> 任务要求:
(a) 在下面关于“理想的正方形”一题的摘录里,把高维数组压成一维后得了多少分?
(b) 下面关于“理想的正方形”一题的摘录中,代码用 #include 引入了哪些头文件?请全部列出。
(c) 请从下面“理想的正方形”解题摘录的最后一行之后接着写下去。

> 摘录:
[BZOJ] 1047 [HAOI2007]理想的正方形
先想了一个比较暴力的想法,每一行维护一个st表,枚举左上角,查n行,复杂度O(n^3),但是感觉比较松,因为n增大,查询的点也少,就试了试,有40分。
然后把高维数组压成一维,有60分。
然后加读入优化,O2可过 。
// luogu-judger-enable-o2
#include<iostream>
#include<cmath>
#include<cstdio>
#define max(a,b) (a>b?a:b)
#define min(a,b) (a<b?a:b)
using namespace std;
struct file_io {
#define isdigit(ch) ((ch) >= '0' && (ch) <= '9')

> 给定数据:
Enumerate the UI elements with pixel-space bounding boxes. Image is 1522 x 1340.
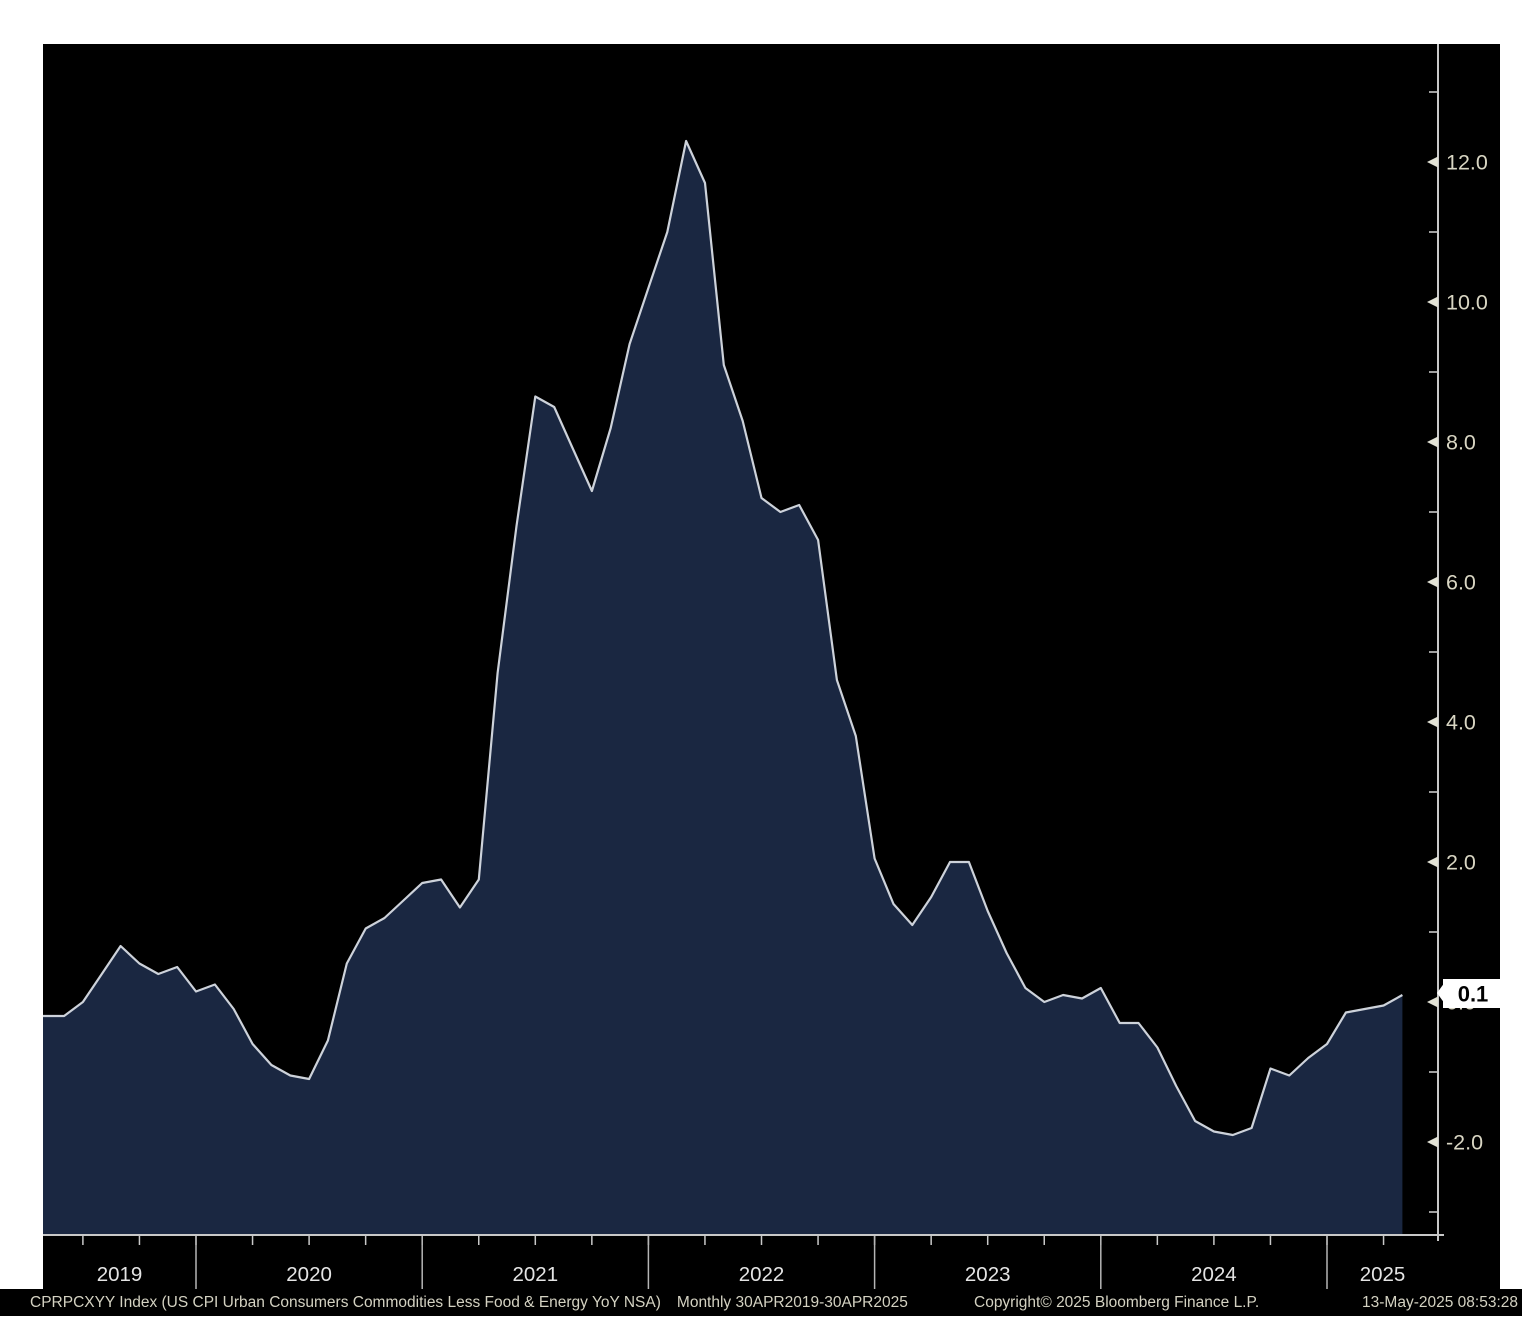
y-tick-label: 6.0 [1446, 571, 1476, 595]
plot-area[interactable] [43, 44, 1438, 1235]
y-tick-label: 4.0 [1446, 711, 1476, 735]
year-label: 2024 [1191, 1263, 1237, 1286]
y-tick-arrow [1427, 1136, 1438, 1148]
timestamp: 13-May-2025 08:53:28 [1362, 1294, 1518, 1311]
last-value-badge [1443, 979, 1503, 1008]
year-label: 2021 [512, 1263, 558, 1286]
y-tick-label: 2.0 [1446, 851, 1476, 875]
y-tick-label: 8.0 [1446, 431, 1476, 455]
year-label: 2022 [739, 1263, 785, 1286]
y-tick-arrow [1427, 996, 1438, 1008]
y-tick-label: 10.0 [1446, 291, 1488, 315]
last-value-text: 0.1 [1458, 982, 1489, 1007]
y-tick-arrow [1427, 156, 1438, 168]
periodicity-range: Monthly 30APR2019-30APR2025 [676, 1294, 908, 1311]
series-line [43, 139, 1403, 1137]
y-tick-label: -2.0 [1446, 1131, 1483, 1155]
chart-footer: CPRPCXYY Index (US CPI Urban Consumers C… [0, 1289, 1522, 1316]
y-tick-arrow [1427, 576, 1438, 588]
copyright-notice: Copyright© 2025 Bloomberg Finance L.P. [974, 1294, 1260, 1311]
year-label: 2023 [965, 1263, 1011, 1286]
y-tick-arrow [1427, 856, 1438, 868]
y-tick-arrow [1427, 296, 1438, 308]
y-tick-arrow [1427, 716, 1438, 728]
y-tick-arrow [1427, 436, 1438, 448]
year-label: 2019 [97, 1263, 143, 1286]
year-label: 2020 [286, 1263, 332, 1286]
ticker-description: CPRPCXYY Index (US CPI Urban Consumers C… [30, 1294, 661, 1311]
y-tick-label: 12.0 [1446, 151, 1488, 175]
area-series [43, 141, 1403, 1235]
year-label: 2025 [1360, 1263, 1406, 1286]
footer-left-group: CPRPCXYY Index (US CPI Urban Consumers C… [30, 1289, 908, 1316]
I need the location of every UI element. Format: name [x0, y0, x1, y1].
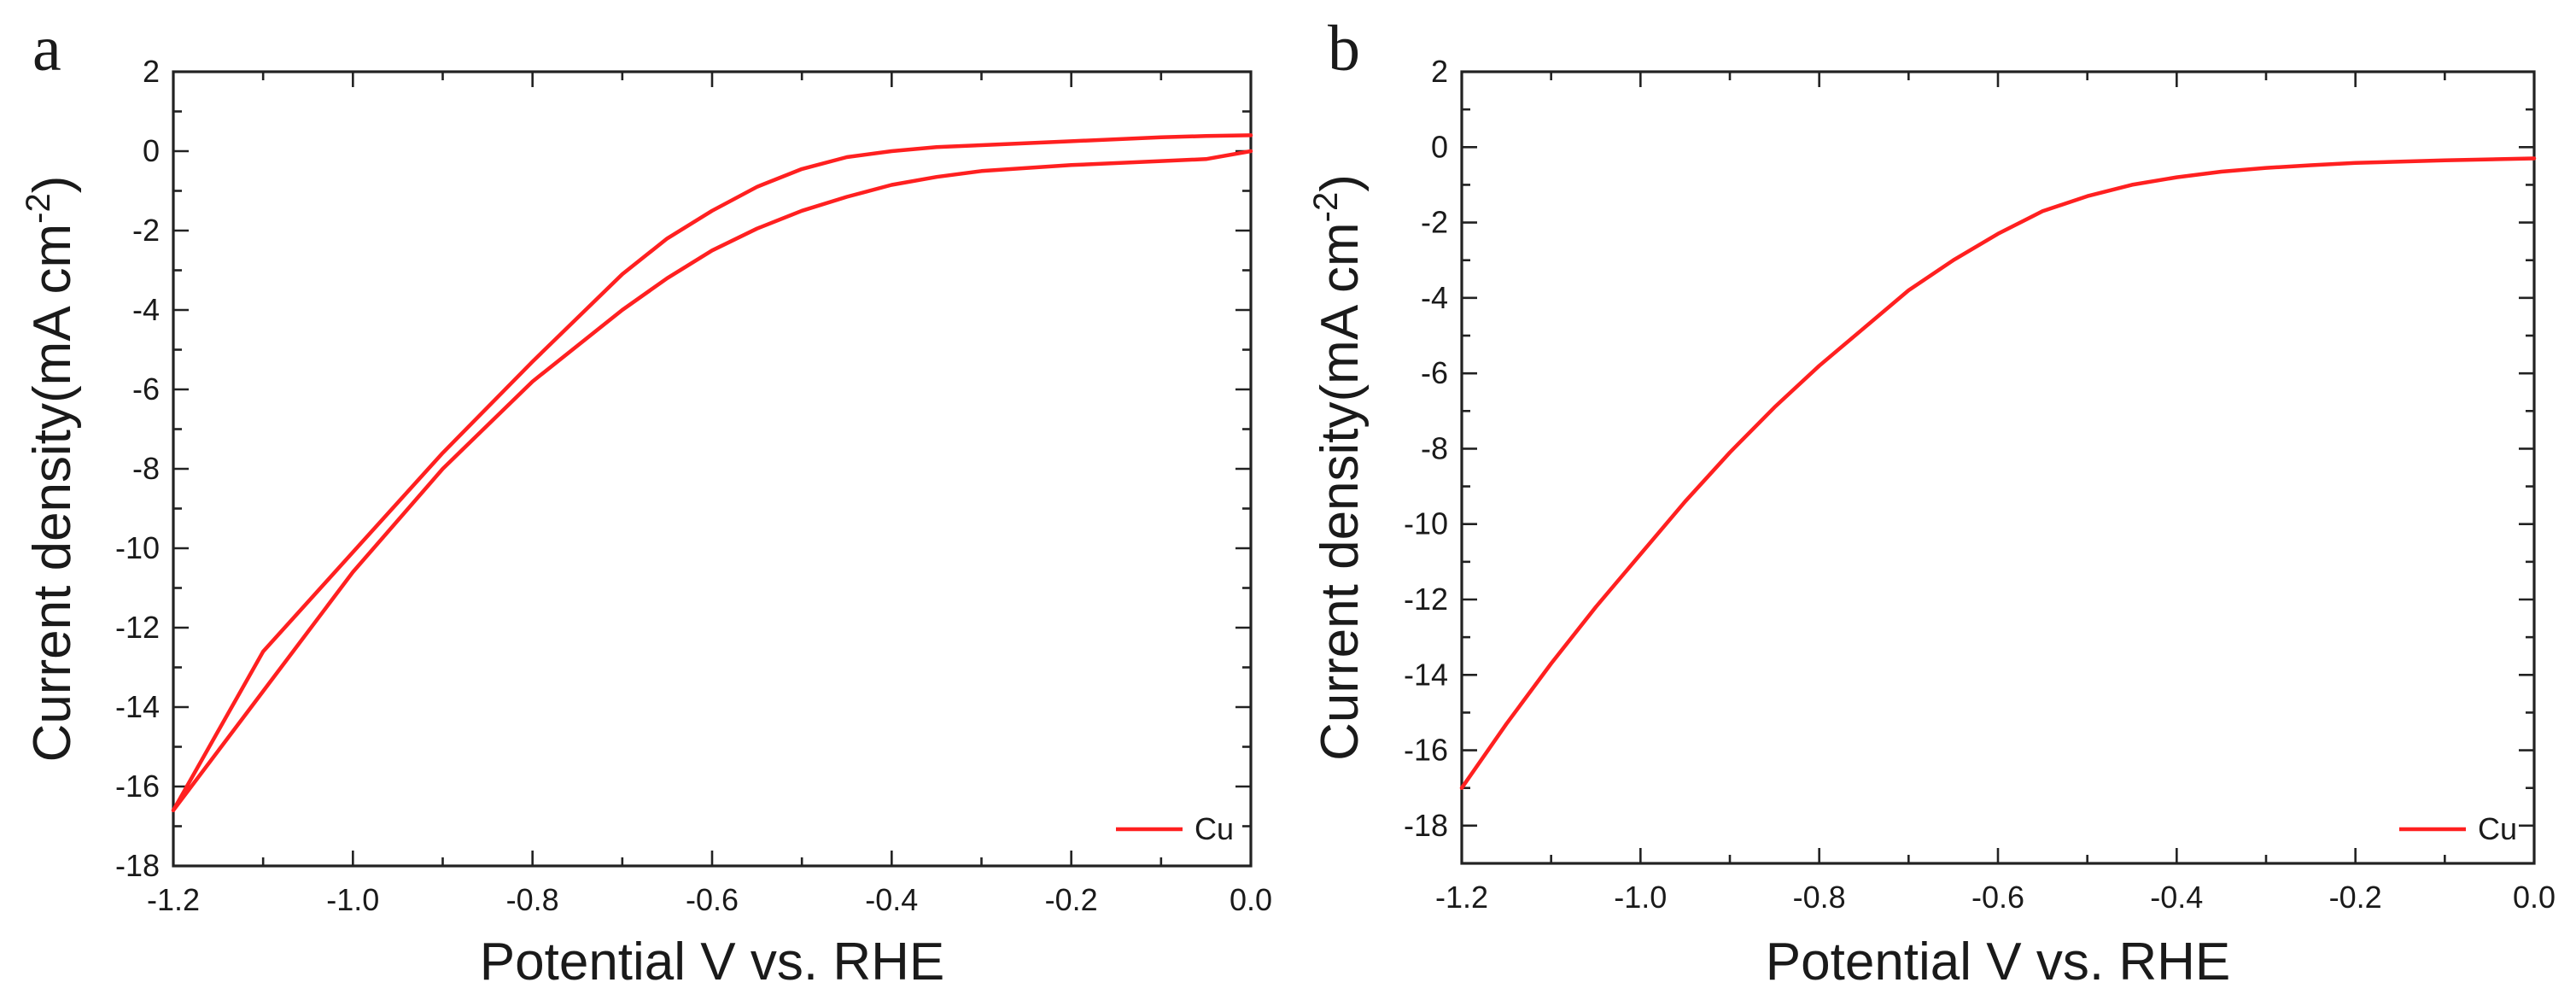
series-line-cu	[1459, 156, 2537, 790]
chart-panel-a: a -1.2 -1.0 -0.8 -0.6 -0.4 -0.2 0.0 2 0 -2 -4 -6 -8 -1…	[20, 13, 1272, 991]
y-tick-label: -4	[132, 292, 160, 327]
y-tick-label: 2	[143, 54, 160, 89]
y-axis-title: Current density(mA cm-2)	[1307, 174, 1370, 761]
x-tick-label: -1.2	[1435, 880, 1488, 915]
series-line-cu	[171, 133, 1253, 813]
x-axis-title: Potential V vs. RHE	[480, 933, 944, 991]
x-tick-label: -1.2	[147, 882, 200, 917]
y-tick-label: -2	[132, 213, 160, 248]
y-tick-label: -10	[115, 530, 160, 565]
y-tick-label: 2	[1431, 54, 1448, 89]
y-axis-title-close: )	[1311, 174, 1370, 192]
y-axis-title-superscript: -2	[20, 193, 57, 224]
y-tick-label: -16	[115, 769, 160, 804]
y-tick-label: -12	[1404, 582, 1448, 617]
legend-label: Cu	[1195, 811, 1234, 846]
x-tick-label: -0.8	[1793, 880, 1846, 915]
y-tick-label: 0	[143, 133, 160, 168]
x-tick-label: 0.0	[1230, 882, 1272, 917]
x-tick-label: -0.8	[506, 882, 559, 917]
y-axis-title-main: Current density(mA cm	[23, 224, 82, 763]
y-tick-label: -8	[132, 451, 160, 486]
y-tick-label: 0	[1431, 129, 1448, 164]
legend-label: Cu	[2478, 811, 2517, 846]
plot-frame	[1460, 70, 2536, 865]
y-tick-label: -6	[1421, 355, 1448, 390]
x-tick-label: -0.6	[686, 882, 739, 917]
y-tick-label: -10	[1404, 506, 1448, 541]
x-tick-label: -1.0	[1614, 880, 1667, 915]
y-axis-title-superscript: -2	[1307, 192, 1345, 223]
x-tick-label: -1.0	[326, 882, 379, 917]
x-tick-label: -0.2	[1045, 882, 1098, 917]
x-tick-label: 0.0	[2513, 880, 2556, 915]
panel-label: b	[1328, 13, 1360, 85]
x-tick-label: -0.2	[2329, 880, 2382, 915]
x-tick-label: -0.4	[2150, 880, 2203, 915]
x-axis-title: Potential V vs. RHE	[1766, 933, 2230, 991]
y-tick-label: -14	[1404, 657, 1448, 692]
panel-label: a	[32, 13, 61, 85]
y-axis-title: Current density(mA cm-2)	[20, 176, 82, 763]
y-tick-label: -18	[1404, 808, 1448, 843]
y-tick-label: -18	[115, 848, 160, 883]
y-tick-label: -8	[1421, 430, 1448, 465]
y-tick-label: -4	[1421, 280, 1448, 315]
plot-frame	[172, 70, 1253, 868]
x-tick-label: -0.6	[1971, 880, 2024, 915]
y-axis-title-close: )	[23, 176, 82, 194]
y-tick-label: -16	[1404, 733, 1448, 768]
y-tick-label: -2	[1421, 205, 1448, 240]
chart-panel-b: b -1.2 -1.0 -0.8 -0.6 -0.4 -0.2 0.0 2 0 -2 -4 -6 -8 -1…	[1307, 13, 2556, 991]
y-tick-label: -14	[115, 689, 160, 724]
x-tick-label: -0.4	[865, 882, 918, 917]
y-tick-label: -12	[115, 610, 160, 645]
y-axis-title-main: Current density(mA cm	[1311, 222, 1370, 761]
y-tick-label: -6	[132, 371, 160, 406]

> 逐题答案:
(a) 60分。

(b) iostream、cmath、cstdio

(c)
char inbuf[1 << 25], *pin, outbuf[1 << 25], *pout;
int stk[20];
file_io(): pout(outbuf) {
fread(pin = inbuf, 1, 1 << 25, stdin);
}
~file_io() {
fwrite(outbuf, 1, pout - outbuf, stdout);
}
inline void getint(int &num) {
bool neg = 0;
num = 0;
while(!isdigit(*pin)) if(*pin++ == '-') neg = 1;
while(isdigit(*pin)) num = num * 10 + *pin++ - '0';
if(neg) num = -num;
}
inline void putint(int num) {
static int *v = stk;
if(!num) *pout++ = '0';
else {
if(num < 0) *pout++ = '-', num = -num;
for(; num; num /= 10) *v++ = num % 10;
while(v != stk) *pout++ = *--v + '0';
}
}
inline void nextline() {
*pout++ = '\n';
}
} fio;
#define getint(num) fio.getint(num)
#define putint(num) fio.putint(num)
#define nextline() fio.nextline()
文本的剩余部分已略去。